### [What this task involves]
Transcribe each line of the records below exactly, excluding any embedded images.

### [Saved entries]
* * *

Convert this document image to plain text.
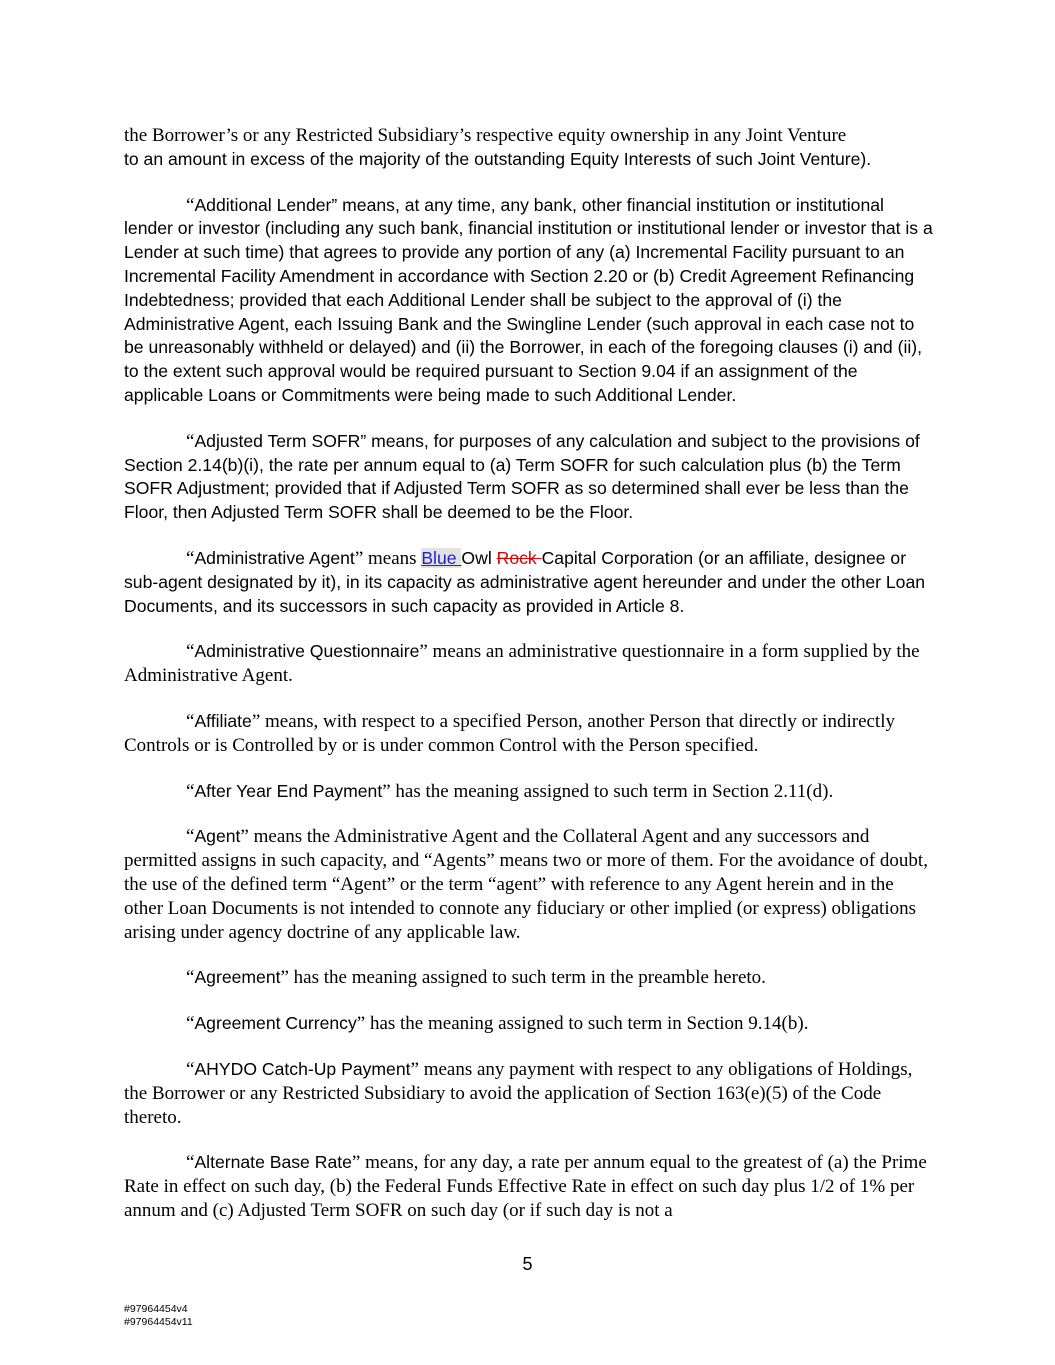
the Borrower’s or any Restricted Subsidiary’s respective equity ownership in any Joint Venture
to an amount in excess of the majority of the outstanding Equity Interests of such Joint Venture).

“Additional Lender” means, at any time, any bank, other financial institution or institutional lender or investor (including any such bank, financial institution or institutional lender or investor that is a Lender at such time) that agrees to provide any portion of any (a) Incremental Facility pursuant to an Incremental Facility Amendment in accordance with Section 2.20 or (b) Credit Agreement Refinancing Indebtedness; provided that each Additional Lender shall be subject to the approval of (i) the Administrative Agent, each Issuing Bank and the Swingline Lender (such approval in each case not to be unreasonably withheld or delayed) and (ii) the Borrower, in each of the foregoing clauses (i) and (ii), to the extent such approval would be required pursuant to Section 9.04 if an assignment of the applicable Loans or Commitments were being made to such Additional Lender.

“Adjusted Term SOFR” means, for purposes of any calculation and subject to the provisions of Section 2.14(b)(i), the rate per annum equal to (a) Term SOFR for such calculation plus (b) the Term SOFR Adjustment; provided that if Adjusted Term SOFR as so determined shall ever be less than the Floor, then Adjusted Term SOFR shall be deemed to be the Floor.

“Administrative Agent” means Blue Owl Rock Capital Corporation (or an affiliate, designee or sub-agent designated by it), in its capacity as administrative agent hereunder and under the other Loan Documents, and its successors in such capacity as provided in Article 8.

“Administrative Questionnaire” means an administrative questionnaire in a form supplied by the Administrative Agent.

“Affiliate” means, with respect to a specified Person, another Person that directly or indirectly Controls or is Controlled by or is under common Control with the Person specified.

“After Year End Payment” has the meaning assigned to such term in Section 2.11(d).

“Agent” means the Administrative Agent and the Collateral Agent and any successors and permitted assigns in such capacity, and “Agents” means two or more of them. For the avoidance of doubt, the use of the defined term “Agent” or the term “agent” with reference to any Agent herein and in the other Loan Documents is not intended to connote any fiduciary or other implied (or express) obligations arising under agency doctrine of any applicable law.

“Agreement” has the meaning assigned to such term in the preamble hereto.

“Agreement Currency” has the meaning assigned to such term in Section 9.14(b).

“AHYDO Catch-Up Payment” means any payment with respect to any obligations of Holdings, the Borrower or any Restricted Subsidiary to avoid the application of Section 163(e)(5) of the Code thereto.

“Alternate Base Rate” means, for any day, a rate per annum equal to the greatest of (a) the Prime Rate in effect on such day, (b) the Federal Funds Effective Rate in effect on such day plus 1/2 of 1% per annum and (c) Adjusted Term SOFR on such day (or if such day is not a

5
#97964454v4
#97964454v11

* * *

### [Full answer]
Convert this document image to plain text.
the Borrower’s or any Restricted Subsidiary’s respective equity ownership in any Joint Venture
to an amount in excess of the majority of the outstanding Equity Interests of such Joint Venture).

“Additional Lender” means, at any time, any bank, other financial institution or institutional lender or investor (including any such bank, financial institution or institutional lender or investor that is a Lender at such time) that agrees to provide any portion of any (a) Incremental Facility pursuant to an Incremental Facility Amendment in accordance with Section 2.20 or (b) Credit Agreement Refinancing Indebtedness; provided that each Additional Lender shall be subject to the approval of (i) the Administrative Agent, each Issuing Bank and the Swingline Lender (such approval in each case not to be unreasonably withheld or delayed) and (ii) the Borrower, in each of the foregoing clauses (i) and (ii), to the extent such approval would be required pursuant to Section 9.04 if an assignment of the applicable Loans or Commitments were being made to such Additional Lender.

“Adjusted Term SOFR” means, for purposes of any calculation and subject to the provisions of Section 2.14(b)(i), the rate per annum equal to (a) Term SOFR for such calculation plus (b) the Term SOFR Adjustment; provided that if Adjusted Term SOFR as so determined shall ever be less than the Floor, then Adjusted Term SOFR shall be deemed to be the Floor.

“Administrative Agent” means Blue Owl Rock Capital Corporation (or an affiliate, designee or sub-agent designated by it), in its capacity as administrative agent hereunder and under the other Loan Documents, and its successors in such capacity as provided in Article 8.

“Administrative Questionnaire” means an administrative questionnaire in a form supplied by the Administrative Agent.

“Affiliate” means, with respect to a specified Person, another Person that directly or indirectly Controls or is Controlled by or is under common Control with the Person specified.

“After Year End Payment” has the meaning assigned to such term in Section 2.11(d).

“Agent” means the Administrative Agent and the Collateral Agent and any successors and permitted assigns in such capacity, and “Agents” means two or more of them. For the avoidance of doubt, the use of the defined term “Agent” or the term “agent” with reference to any Agent herein and in the other Loan Documents is not intended to connote any fiduciary or other implied (or express) obligations arising under agency doctrine of any applicable law.

“Agreement” has the meaning assigned to such term in the preamble hereto.

“Agreement Currency” has the meaning assigned to such term in Section 9.14(b).

“AHYDO Catch-Up Payment” means any payment with respect to any obligations of Holdings, the Borrower or any Restricted Subsidiary to avoid the application of Section 163(e)(5) of the Code thereto.

“Alternate Base Rate” means, for any day, a rate per annum equal to the greatest of (a) the Prime Rate in effect on such day, (b) the Federal Funds Effective Rate in effect on such day plus 1/2 of 1% per annum and (c) Adjusted Term SOFR on such day (or if such day is not a

5
#97964454v4
#97964454v11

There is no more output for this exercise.